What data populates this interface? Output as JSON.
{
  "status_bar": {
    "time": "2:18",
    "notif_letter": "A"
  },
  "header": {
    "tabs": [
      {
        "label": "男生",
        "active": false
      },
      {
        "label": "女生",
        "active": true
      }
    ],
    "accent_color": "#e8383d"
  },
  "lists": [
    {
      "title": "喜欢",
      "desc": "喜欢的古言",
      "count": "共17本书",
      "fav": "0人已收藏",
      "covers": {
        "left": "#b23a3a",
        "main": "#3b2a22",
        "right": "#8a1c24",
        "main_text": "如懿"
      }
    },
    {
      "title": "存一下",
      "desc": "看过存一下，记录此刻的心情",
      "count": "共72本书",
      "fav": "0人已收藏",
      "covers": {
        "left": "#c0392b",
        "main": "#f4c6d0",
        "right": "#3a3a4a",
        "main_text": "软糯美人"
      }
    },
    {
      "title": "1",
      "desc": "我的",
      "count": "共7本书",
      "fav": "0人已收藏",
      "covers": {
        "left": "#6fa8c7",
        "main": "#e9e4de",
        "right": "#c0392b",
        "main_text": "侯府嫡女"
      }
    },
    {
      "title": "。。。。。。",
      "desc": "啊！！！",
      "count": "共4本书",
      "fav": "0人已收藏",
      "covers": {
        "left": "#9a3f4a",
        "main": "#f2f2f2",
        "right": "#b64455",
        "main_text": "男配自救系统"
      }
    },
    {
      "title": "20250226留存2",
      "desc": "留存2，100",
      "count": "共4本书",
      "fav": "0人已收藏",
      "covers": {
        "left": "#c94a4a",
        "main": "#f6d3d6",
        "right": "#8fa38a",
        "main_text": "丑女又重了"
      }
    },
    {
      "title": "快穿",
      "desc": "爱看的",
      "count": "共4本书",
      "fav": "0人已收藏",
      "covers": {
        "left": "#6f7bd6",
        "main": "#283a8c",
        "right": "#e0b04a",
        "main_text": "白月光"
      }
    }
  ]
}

_ _ _ _ _ _ _

▸ DIRECTION
Produce a verbatim transcription of the entries above.

▸ ANSWER TO THIS TASK
What data populates this interface? Output as JSON.
{
  "status_bar": {
    "time": "2:18",
    "notif_letter": "A"
  },
  "header": {
    "tabs": [
      {
        "label": "男生",
        "active": false
      },
      {
        "label": "女生",
        "active": true
      }
    ],
    "accent_color": "#e8383d"
  },
  "lists": [
    {
      "title": "喜欢",
      "desc": "喜欢的古言",
      "count": "共17本书",
      "fav": "0人已收藏",
      "covers": {
        "left": "#b23a3a",
        "main": "#3b2a22",
        "right": "#8a1c24",
        "main_text": "如懿"
      }
    },
    {
      "title": "存一下",
      "desc": "看过存一下，记录此刻的心情",
      "count": "共72本书",
      "fav": "0人已收藏",
      "covers": {
        "left": "#c0392b",
        "main": "#f4c6d0",
        "right": "#3a3a4a",
        "main_text": "软糯美人"
      }
    },
    {
      "title": "1",
      "desc": "我的",
      "count": "共7本书",
      "fav": "0人已收藏",
      "covers": {
        "left": "#6fa8c7",
        "main": "#e9e4de",
        "right": "#c0392b",
        "main_text": "侯府嫡女"
      }
    },
    {
      "title": "。。。。。。",
      "desc": "啊！！！",
      "count": "共4本书",
      "fav": "0人已收藏",
      "covers": {
        "left": "#9a3f4a",
        "main": "#f2f2f2",
        "right": "#b64455",
        "main_text": "男配自救系统"
      }
    },
    {
      "title": "20250226留存2",
      "desc": "留存2，100",
      "count": "共4本书",
      "fav": "0人已收藏",
      "covers": {
        "left": "#c94a4a",
        "main": "#f6d3d6",
        "right": "#8fa38a",
        "main_text": "丑女又重了"
      }
    },
    {
      "title": "快穿",
      "desc": "爱看的",
      "count": "共4本书",
      "fav": "0人已收藏",
      "covers": {
        "left": "#6f7bd6",
        "main": "#283a8c",
        "right": "#e0b04a",
        "main_text": "白月光"
      }
    }
  ]
}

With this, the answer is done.